Task instructions:
Retype the records that come next, word for word.

Exercise material:
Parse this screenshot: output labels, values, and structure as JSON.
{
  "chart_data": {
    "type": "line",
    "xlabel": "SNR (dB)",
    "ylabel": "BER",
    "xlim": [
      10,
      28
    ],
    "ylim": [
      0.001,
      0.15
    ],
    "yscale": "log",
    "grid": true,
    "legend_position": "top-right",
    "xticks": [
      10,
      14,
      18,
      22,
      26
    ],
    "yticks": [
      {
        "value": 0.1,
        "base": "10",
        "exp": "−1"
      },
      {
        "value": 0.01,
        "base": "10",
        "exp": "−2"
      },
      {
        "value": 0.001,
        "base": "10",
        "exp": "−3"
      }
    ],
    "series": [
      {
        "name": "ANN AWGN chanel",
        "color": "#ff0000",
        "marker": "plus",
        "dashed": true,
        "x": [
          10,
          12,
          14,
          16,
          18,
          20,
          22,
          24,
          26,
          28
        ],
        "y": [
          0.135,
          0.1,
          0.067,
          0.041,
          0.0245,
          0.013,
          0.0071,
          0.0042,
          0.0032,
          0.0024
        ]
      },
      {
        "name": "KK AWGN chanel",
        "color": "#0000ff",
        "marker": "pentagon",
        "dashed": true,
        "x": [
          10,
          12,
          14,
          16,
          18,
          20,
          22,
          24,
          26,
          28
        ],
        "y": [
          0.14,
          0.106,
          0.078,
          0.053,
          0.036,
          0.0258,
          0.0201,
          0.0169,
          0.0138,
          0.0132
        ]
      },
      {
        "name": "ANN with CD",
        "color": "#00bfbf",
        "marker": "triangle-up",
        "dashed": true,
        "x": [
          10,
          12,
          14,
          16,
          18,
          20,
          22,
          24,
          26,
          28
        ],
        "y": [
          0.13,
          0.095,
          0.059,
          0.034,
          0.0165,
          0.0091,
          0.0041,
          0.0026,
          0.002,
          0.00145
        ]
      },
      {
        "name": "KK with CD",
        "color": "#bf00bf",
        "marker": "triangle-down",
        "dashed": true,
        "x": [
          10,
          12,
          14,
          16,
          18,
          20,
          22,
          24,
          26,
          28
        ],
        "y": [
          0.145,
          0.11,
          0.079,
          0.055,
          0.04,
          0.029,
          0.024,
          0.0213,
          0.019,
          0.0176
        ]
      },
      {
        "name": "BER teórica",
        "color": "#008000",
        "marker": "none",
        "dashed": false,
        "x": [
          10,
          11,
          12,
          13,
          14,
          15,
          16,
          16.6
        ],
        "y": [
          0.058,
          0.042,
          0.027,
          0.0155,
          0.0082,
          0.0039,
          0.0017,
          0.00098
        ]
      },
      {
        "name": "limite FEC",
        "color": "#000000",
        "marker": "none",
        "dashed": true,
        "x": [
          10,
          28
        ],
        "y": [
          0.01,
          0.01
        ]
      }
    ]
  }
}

Complete response:
Parse this screenshot: output labels, values, and structure as JSON.
{
  "chart_data": {
    "type": "line",
    "xlabel": "SNR (dB)",
    "ylabel": "BER",
    "xlim": [
      10,
      28
    ],
    "ylim": [
      0.001,
      0.15
    ],
    "yscale": "log",
    "grid": true,
    "legend_position": "top-right",
    "xticks": [
      10,
      14,
      18,
      22,
      26
    ],
    "yticks": [
      {
        "value": 0.1,
        "base": "10",
        "exp": "−1"
      },
      {
        "value": 0.01,
        "base": "10",
        "exp": "−2"
      },
      {
        "value": 0.001,
        "base": "10",
        "exp": "−3"
      }
    ],
    "series": [
      {
        "name": "ANN AWGN chanel",
        "color": "#ff0000",
        "marker": "plus",
        "dashed": true,
        "x": [
          10,
          12,
          14,
          16,
          18,
          20,
          22,
          24,
          26,
          28
        ],
        "y": [
          0.135,
          0.1,
          0.067,
          0.041,
          0.0245,
          0.013,
          0.0071,
          0.0042,
          0.0032,
          0.0024
        ]
      },
      {
        "name": "KK AWGN chanel",
        "color": "#0000ff",
        "marker": "pentagon",
        "dashed": true,
        "x": [
          10,
          12,
          14,
          16,
          18,
          20,
          22,
          24,
          26,
          28
        ],
        "y": [
          0.14,
          0.106,
          0.078,
          0.053,
          0.036,
          0.0258,
          0.0201,
          0.0169,
          0.0138,
          0.0132
        ]
      },
      {
        "name": "ANN with CD",
        "color": "#00bfbf",
        "marker": "triangle-up",
        "dashed": true,
        "x": [
          10,
          12,
          14,
          16,
          18,
          20,
          22,
          24,
          26,
          28
        ],
        "y": [
          0.13,
          0.095,
          0.059,
          0.034,
          0.0165,
          0.0091,
          0.0041,
          0.0026,
          0.002,
          0.00145
        ]
      },
      {
        "name": "KK with CD",
        "color": "#bf00bf",
        "marker": "triangle-down",
        "dashed": true,
        "x": [
          10,
          12,
          14,
          16,
          18,
          20,
          22,
          24,
          26,
          28
        ],
        "y": [
          0.145,
          0.11,
          0.079,
          0.055,
          0.04,
          0.029,
          0.024,
          0.0213,
          0.019,
          0.0176
        ]
      },
      {
        "name": "BER teórica",
        "color": "#008000",
        "marker": "none",
        "dashed": false,
        "x": [
          10,
          11,
          12,
          13,
          14,
          15,
          16,
          16.6
        ],
        "y": [
          0.058,
          0.042,
          0.027,
          0.0155,
          0.0082,
          0.0039,
          0.0017,
          0.00098
        ]
      },
      {
        "name": "limite FEC",
        "color": "#000000",
        "marker": "none",
        "dashed": true,
        "x": [
          10,
          28
        ],
        "y": [
          0.01,
          0.01
        ]
      }
    ]
  }
}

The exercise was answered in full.